* start Recorded data *

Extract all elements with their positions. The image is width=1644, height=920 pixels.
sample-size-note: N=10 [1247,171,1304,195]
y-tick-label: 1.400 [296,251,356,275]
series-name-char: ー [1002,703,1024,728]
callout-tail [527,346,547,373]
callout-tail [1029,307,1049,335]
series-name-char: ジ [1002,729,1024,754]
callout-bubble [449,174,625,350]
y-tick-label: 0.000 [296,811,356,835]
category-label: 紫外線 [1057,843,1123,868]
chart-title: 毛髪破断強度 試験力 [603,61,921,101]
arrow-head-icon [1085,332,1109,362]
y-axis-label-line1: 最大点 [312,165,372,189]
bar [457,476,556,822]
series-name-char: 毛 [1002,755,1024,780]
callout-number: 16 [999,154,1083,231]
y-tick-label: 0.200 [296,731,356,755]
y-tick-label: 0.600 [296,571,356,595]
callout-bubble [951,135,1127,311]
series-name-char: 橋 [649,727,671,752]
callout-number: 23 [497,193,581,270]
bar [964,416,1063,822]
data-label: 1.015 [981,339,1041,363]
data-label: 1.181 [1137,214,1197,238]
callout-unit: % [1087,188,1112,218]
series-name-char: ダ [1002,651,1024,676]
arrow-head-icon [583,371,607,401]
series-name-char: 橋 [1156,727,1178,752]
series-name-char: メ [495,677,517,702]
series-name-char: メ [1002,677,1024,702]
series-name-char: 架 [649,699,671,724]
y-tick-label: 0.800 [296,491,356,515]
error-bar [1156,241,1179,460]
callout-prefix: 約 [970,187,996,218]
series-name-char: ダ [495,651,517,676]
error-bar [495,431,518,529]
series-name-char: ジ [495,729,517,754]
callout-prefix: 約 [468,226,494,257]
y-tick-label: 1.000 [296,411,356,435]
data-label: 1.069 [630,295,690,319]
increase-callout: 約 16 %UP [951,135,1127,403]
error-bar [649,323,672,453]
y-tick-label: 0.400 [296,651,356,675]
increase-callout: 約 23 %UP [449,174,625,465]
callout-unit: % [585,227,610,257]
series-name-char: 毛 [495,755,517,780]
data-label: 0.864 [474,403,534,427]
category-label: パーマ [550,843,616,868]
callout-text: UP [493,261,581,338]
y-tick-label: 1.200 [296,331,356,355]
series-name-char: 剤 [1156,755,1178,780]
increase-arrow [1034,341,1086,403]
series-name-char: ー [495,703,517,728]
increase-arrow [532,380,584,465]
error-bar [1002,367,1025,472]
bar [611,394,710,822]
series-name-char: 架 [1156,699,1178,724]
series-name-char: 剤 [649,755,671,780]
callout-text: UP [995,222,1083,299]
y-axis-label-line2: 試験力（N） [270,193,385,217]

* end Recorded data *

Copy every row above again, word for word and in the same order, changing nothing.

Extract all elements with their positions. The image is width=1644, height=920 pixels.
sample-size-note: N=10 [1247,171,1304,195]
y-tick-label: 1.400 [296,251,356,275]
series-name-char: ー [1002,703,1024,728]
callout-tail [527,346,547,373]
callout-tail [1029,307,1049,335]
series-name-char: ジ [1002,729,1024,754]
callout-bubble [449,174,625,350]
y-tick-label: 0.000 [296,811,356,835]
category-label: 紫外線 [1057,843,1123,868]
chart-title: 毛髪破断強度 試験力 [603,61,921,101]
arrow-head-icon [1085,332,1109,362]
y-axis-label-line1: 最大点 [312,165,372,189]
bar [457,476,556,822]
series-name-char: 毛 [1002,755,1024,780]
callout-number: 16 [999,154,1083,231]
y-tick-label: 0.200 [296,731,356,755]
y-tick-label: 0.600 [296,571,356,595]
callout-bubble [951,135,1127,311]
series-name-char: 橋 [649,727,671,752]
callout-number: 23 [497,193,581,270]
bar [964,416,1063,822]
data-label: 1.015 [981,339,1041,363]
data-label: 1.181 [1137,214,1197,238]
callout-unit: % [1087,188,1112,218]
series-name-char: ダ [1002,651,1024,676]
arrow-head-icon [583,371,607,401]
series-name-char: 橋 [1156,727,1178,752]
series-name-char: メ [495,677,517,702]
series-name-char: メ [1002,677,1024,702]
series-name-char: 架 [649,699,671,724]
y-tick-label: 0.800 [296,491,356,515]
error-bar [1156,241,1179,460]
callout-prefix: 約 [970,187,996,218]
series-name-char: ダ [495,651,517,676]
error-bar [495,431,518,529]
series-name-char: ジ [495,729,517,754]
callout-prefix: 約 [468,226,494,257]
y-tick-label: 1.000 [296,411,356,435]
data-label: 1.069 [630,295,690,319]
increase-callout: 約 16 %UP [951,135,1127,403]
error-bar [649,323,672,453]
y-tick-label: 0.400 [296,651,356,675]
increase-callout: 約 23 %UP [449,174,625,465]
callout-unit: % [585,227,610,257]
series-name-char: 毛 [495,755,517,780]
data-label: 0.864 [474,403,534,427]
category-label: パーマ [550,843,616,868]
callout-text: UP [493,261,581,338]
y-tick-label: 1.200 [296,331,356,355]
series-name-char: 剤 [1156,755,1178,780]
increase-arrow [1034,341,1086,403]
series-name-char: ー [495,703,517,728]
increase-arrow [532,380,584,465]
error-bar [1002,367,1025,472]
bar [611,394,710,822]
series-name-char: 架 [1156,699,1178,724]
series-name-char: 剤 [649,755,671,780]
callout-text: UP [995,222,1083,299]
y-axis-label-line2: 試験力（N） [270,193,385,217]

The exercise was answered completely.